→ What needs to be done
The complete listing should be restated exactly.

→ Provided information
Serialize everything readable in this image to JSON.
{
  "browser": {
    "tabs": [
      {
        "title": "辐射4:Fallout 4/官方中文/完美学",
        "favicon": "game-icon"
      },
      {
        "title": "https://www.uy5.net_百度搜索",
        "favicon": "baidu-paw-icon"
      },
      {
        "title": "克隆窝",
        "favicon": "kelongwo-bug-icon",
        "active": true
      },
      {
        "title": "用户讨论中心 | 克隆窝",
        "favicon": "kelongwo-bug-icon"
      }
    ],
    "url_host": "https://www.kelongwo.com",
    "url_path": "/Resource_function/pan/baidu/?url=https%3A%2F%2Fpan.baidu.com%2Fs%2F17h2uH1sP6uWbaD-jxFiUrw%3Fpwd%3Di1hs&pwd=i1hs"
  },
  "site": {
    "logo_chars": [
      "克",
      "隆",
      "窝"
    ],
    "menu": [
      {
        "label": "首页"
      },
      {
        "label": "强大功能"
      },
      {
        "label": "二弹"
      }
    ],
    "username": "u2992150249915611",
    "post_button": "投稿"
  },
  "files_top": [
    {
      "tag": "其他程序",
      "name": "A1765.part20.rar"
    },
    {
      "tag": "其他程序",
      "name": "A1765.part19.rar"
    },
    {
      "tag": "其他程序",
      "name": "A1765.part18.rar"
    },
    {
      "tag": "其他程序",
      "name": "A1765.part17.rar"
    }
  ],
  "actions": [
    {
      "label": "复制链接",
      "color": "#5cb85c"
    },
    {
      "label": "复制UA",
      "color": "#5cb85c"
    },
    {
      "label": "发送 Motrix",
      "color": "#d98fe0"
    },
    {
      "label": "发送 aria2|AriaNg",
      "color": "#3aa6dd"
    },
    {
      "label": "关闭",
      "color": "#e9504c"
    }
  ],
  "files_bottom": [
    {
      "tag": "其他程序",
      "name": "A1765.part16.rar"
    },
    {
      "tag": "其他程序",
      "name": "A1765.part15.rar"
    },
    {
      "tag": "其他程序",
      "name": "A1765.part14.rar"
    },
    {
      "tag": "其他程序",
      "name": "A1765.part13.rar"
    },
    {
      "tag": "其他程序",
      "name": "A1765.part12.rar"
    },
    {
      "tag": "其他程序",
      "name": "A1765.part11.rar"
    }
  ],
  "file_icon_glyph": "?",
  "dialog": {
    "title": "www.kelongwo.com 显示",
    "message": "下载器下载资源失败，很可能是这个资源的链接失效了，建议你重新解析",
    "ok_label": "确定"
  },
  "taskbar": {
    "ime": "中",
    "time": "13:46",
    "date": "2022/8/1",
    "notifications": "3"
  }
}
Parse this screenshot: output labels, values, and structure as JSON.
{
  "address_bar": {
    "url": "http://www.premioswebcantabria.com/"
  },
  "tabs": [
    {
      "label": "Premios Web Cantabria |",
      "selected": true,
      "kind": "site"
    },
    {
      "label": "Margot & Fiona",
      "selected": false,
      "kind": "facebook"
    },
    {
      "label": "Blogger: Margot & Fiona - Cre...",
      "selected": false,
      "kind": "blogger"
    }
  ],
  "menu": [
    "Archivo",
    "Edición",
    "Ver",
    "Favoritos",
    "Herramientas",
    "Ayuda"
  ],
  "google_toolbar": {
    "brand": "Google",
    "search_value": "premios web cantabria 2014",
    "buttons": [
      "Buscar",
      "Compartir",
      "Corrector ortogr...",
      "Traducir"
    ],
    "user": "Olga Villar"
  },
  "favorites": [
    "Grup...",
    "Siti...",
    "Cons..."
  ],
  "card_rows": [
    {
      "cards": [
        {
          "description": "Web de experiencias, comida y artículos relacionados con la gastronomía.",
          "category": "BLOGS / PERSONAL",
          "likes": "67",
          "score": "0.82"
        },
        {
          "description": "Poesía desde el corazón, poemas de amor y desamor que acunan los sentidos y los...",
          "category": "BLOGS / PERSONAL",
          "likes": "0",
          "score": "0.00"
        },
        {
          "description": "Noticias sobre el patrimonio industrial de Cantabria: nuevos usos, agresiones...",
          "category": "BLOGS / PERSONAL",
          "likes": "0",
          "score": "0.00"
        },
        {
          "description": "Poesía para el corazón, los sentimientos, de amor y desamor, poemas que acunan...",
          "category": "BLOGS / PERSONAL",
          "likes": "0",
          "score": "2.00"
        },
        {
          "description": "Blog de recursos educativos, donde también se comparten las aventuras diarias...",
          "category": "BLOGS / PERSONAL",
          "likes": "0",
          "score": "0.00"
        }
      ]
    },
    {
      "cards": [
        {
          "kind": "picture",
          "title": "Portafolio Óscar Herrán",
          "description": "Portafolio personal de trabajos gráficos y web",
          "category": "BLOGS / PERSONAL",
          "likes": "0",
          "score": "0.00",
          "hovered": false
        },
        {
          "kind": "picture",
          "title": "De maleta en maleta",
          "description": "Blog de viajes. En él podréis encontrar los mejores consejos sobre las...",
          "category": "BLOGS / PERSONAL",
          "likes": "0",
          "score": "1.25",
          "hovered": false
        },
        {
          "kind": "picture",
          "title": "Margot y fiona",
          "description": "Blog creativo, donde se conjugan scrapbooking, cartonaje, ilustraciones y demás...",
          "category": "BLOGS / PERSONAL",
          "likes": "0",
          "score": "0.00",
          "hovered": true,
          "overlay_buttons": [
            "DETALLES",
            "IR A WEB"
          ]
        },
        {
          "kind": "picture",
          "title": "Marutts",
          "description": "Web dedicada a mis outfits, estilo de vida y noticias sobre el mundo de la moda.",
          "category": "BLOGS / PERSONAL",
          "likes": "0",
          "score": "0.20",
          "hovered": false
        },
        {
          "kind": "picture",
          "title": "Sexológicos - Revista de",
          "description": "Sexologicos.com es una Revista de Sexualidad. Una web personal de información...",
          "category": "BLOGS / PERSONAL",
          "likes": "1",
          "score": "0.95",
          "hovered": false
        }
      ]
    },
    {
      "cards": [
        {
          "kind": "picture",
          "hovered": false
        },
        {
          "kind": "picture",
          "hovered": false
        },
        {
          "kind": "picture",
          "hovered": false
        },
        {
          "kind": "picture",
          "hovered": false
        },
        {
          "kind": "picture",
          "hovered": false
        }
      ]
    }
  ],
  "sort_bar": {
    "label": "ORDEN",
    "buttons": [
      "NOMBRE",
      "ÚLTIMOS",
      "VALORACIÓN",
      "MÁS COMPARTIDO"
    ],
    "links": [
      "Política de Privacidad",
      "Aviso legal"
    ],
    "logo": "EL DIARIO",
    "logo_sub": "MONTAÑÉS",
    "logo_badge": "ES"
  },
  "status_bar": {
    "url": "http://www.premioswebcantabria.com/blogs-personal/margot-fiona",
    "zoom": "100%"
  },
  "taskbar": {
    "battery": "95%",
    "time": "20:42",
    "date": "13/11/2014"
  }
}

→ Solution for this problem
Serialize everything readable in this image to JSON.
{
  "browser": {
    "tabs": [
      {
        "title": "辐射4:Fallout 4/官方中文/完美学",
        "favicon": "game-icon"
      },
      {
        "title": "https://www.uy5.net_百度搜索",
        "favicon": "baidu-paw-icon"
      },
      {
        "title": "克隆窝",
        "favicon": "kelongwo-bug-icon",
        "active": true
      },
      {
        "title": "用户讨论中心 | 克隆窝",
        "favicon": "kelongwo-bug-icon"
      }
    ],
    "url_host": "https://www.kelongwo.com",
    "url_path": "/Resource_function/pan/baidu/?url=https%3A%2F%2Fpan.baidu.com%2Fs%2F17h2uH1sP6uWbaD-jxFiUrw%3Fpwd%3Di1hs&pwd=i1hs"
  },
  "site": {
    "logo_chars": [
      "克",
      "隆",
      "窝"
    ],
    "menu": [
      {
        "label": "首页"
      },
      {
        "label": "强大功能"
      },
      {
        "label": "二弹"
      }
    ],
    "username": "u2992150249915611",
    "post_button": "投稿"
  },
  "files_top": [
    {
      "tag": "其他程序",
      "name": "A1765.part20.rar"
    },
    {
      "tag": "其他程序",
      "name": "A1765.part19.rar"
    },
    {
      "tag": "其他程序",
      "name": "A1765.part18.rar"
    },
    {
      "tag": "其他程序",
      "name": "A1765.part17.rar"
    }
  ],
  "actions": [
    {
      "label": "复制链接",
      "color": "#5cb85c"
    },
    {
      "label": "复制UA",
      "color": "#5cb85c"
    },
    {
      "label": "发送 Motrix",
      "color": "#d98fe0"
    },
    {
      "label": "发送 aria2|AriaNg",
      "color": "#3aa6dd"
    },
    {
      "label": "关闭",
      "color": "#e9504c"
    }
  ],
  "files_bottom": [
    {
      "tag": "其他程序",
      "name": "A1765.part16.rar"
    },
    {
      "tag": "其他程序",
      "name": "A1765.part15.rar"
    },
    {
      "tag": "其他程序",
      "name": "A1765.part14.rar"
    },
    {
      "tag": "其他程序",
      "name": "A1765.part13.rar"
    },
    {
      "tag": "其他程序",
      "name": "A1765.part12.rar"
    },
    {
      "tag": "其他程序",
      "name": "A1765.part11.rar"
    }
  ],
  "file_icon_glyph": "?",
  "dialog": {
    "title": "www.kelongwo.com 显示",
    "message": "下载器下载资源失败，很可能是这个资源的链接失效了，建议你重新解析",
    "ok_label": "确定"
  },
  "taskbar": {
    "ime": "中",
    "time": "13:46",
    "date": "2022/8/1",
    "notifications": "3"
  }
}
Parse this screenshot: output labels, values, and structure as JSON.
{
  "address_bar": {
    "url": "http://www.premioswebcantabria.com/"
  },
  "tabs": [
    {
      "label": "Premios Web Cantabria |",
      "selected": true,
      "kind": "site"
    },
    {
      "label": "Margot & Fiona",
      "selected": false,
      "kind": "facebook"
    },
    {
      "label": "Blogger: Margot & Fiona - Cre...",
      "selected": false,
      "kind": "blogger"
    }
  ],
  "menu": [
    "Archivo",
    "Edición",
    "Ver",
    "Favoritos",
    "Herramientas",
    "Ayuda"
  ],
  "google_toolbar": {
    "brand": "Google",
    "search_value": "premios web cantabria 2014",
    "buttons": [
      "Buscar",
      "Compartir",
      "Corrector ortogr...",
      "Traducir"
    ],
    "user": "Olga Villar"
  },
  "favorites": [
    "Grup...",
    "Siti...",
    "Cons..."
  ],
  "card_rows": [
    {
      "cards": [
        {
          "description": "Web de experiencias, comida y artículos relacionados con la gastronomía.",
          "category": "BLOGS / PERSONAL",
          "likes": "67",
          "score": "0.82"
        },
        {
          "description": "Poesía desde el corazón, poemas de amor y desamor que acunan los sentidos y los...",
          "category": "BLOGS / PERSONAL",
          "likes": "0",
          "score": "0.00"
        },
        {
          "description": "Noticias sobre el patrimonio industrial de Cantabria: nuevos usos, agresiones...",
          "category": "BLOGS / PERSONAL",
          "likes": "0",
          "score": "0.00"
        },
        {
          "description": "Poesía para el corazón, los sentimientos, de amor y desamor, poemas que acunan...",
          "category": "BLOGS / PERSONAL",
          "likes": "0",
          "score": "2.00"
        },
        {
          "description": "Blog de recursos educativos, donde también se comparten las aventuras diarias...",
          "category": "BLOGS / PERSONAL",
          "likes": "0",
          "score": "0.00"
        }
      ]
    },
    {
      "cards": [
        {
          "kind": "picture",
          "title": "Portafolio Óscar Herrán",
          "description": "Portafolio personal de trabajos gráficos y web",
          "category": "BLOGS / PERSONAL",
          "likes": "0",
          "score": "0.00",
          "hovered": false
        },
        {
          "kind": "picture",
          "title": "De maleta en maleta",
          "description": "Blog de viajes. En él podréis encontrar los mejores consejos sobre las...",
          "category": "BLOGS / PERSONAL",
          "likes": "0",
          "score": "1.25",
          "hovered": false
        },
        {
          "kind": "picture",
          "title": "Margot y fiona",
          "description": "Blog creativo, donde se conjugan scrapbooking, cartonaje, ilustraciones y demás...",
          "category": "BLOGS / PERSONAL",
          "likes": "0",
          "score": "0.00",
          "hovered": true,
          "overlay_buttons": [
            "DETALLES",
            "IR A WEB"
          ]
        },
        {
          "kind": "picture",
          "title": "Marutts",
          "description": "Web dedicada a mis outfits, estilo de vida y noticias sobre el mundo de la moda.",
          "category": "BLOGS / PERSONAL",
          "likes": "0",
          "score": "0.20",
          "hovered": false
        },
        {
          "kind": "picture",
          "title": "Sexológicos - Revista de",
          "description": "Sexologicos.com es una Revista de Sexualidad. Una web personal de información...",
          "category": "BLOGS / PERSONAL",
          "likes": "1",
          "score": "0.95",
          "hovered": false
        }
      ]
    },
    {
      "cards": [
        {
          "kind": "picture",
          "hovered": false
        },
        {
          "kind": "picture",
          "hovered": false
        },
        {
          "kind": "picture",
          "hovered": false
        },
        {
          "kind": "picture",
          "hovered": false
        },
        {
          "kind": "picture",
          "hovered": false
        }
      ]
    }
  ],
  "sort_bar": {
    "label": "ORDEN",
    "buttons": [
      "NOMBRE",
      "ÚLTIMOS",
      "VALORACIÓN",
      "MÁS COMPARTIDO"
    ],
    "links": [
      "Política de Privacidad",
      "Aviso legal"
    ],
    "logo": "EL DIARIO",
    "logo_sub": "MONTAÑÉS",
    "logo_badge": "ES"
  },
  "status_bar": {
    "url": "http://www.premioswebcantabria.com/blogs-personal/margot-fiona",
    "zoom": "100%"
  },
  "taskbar": {
    "battery": "95%",
    "time": "20:42",
    "date": "13/11/2014"
  }
}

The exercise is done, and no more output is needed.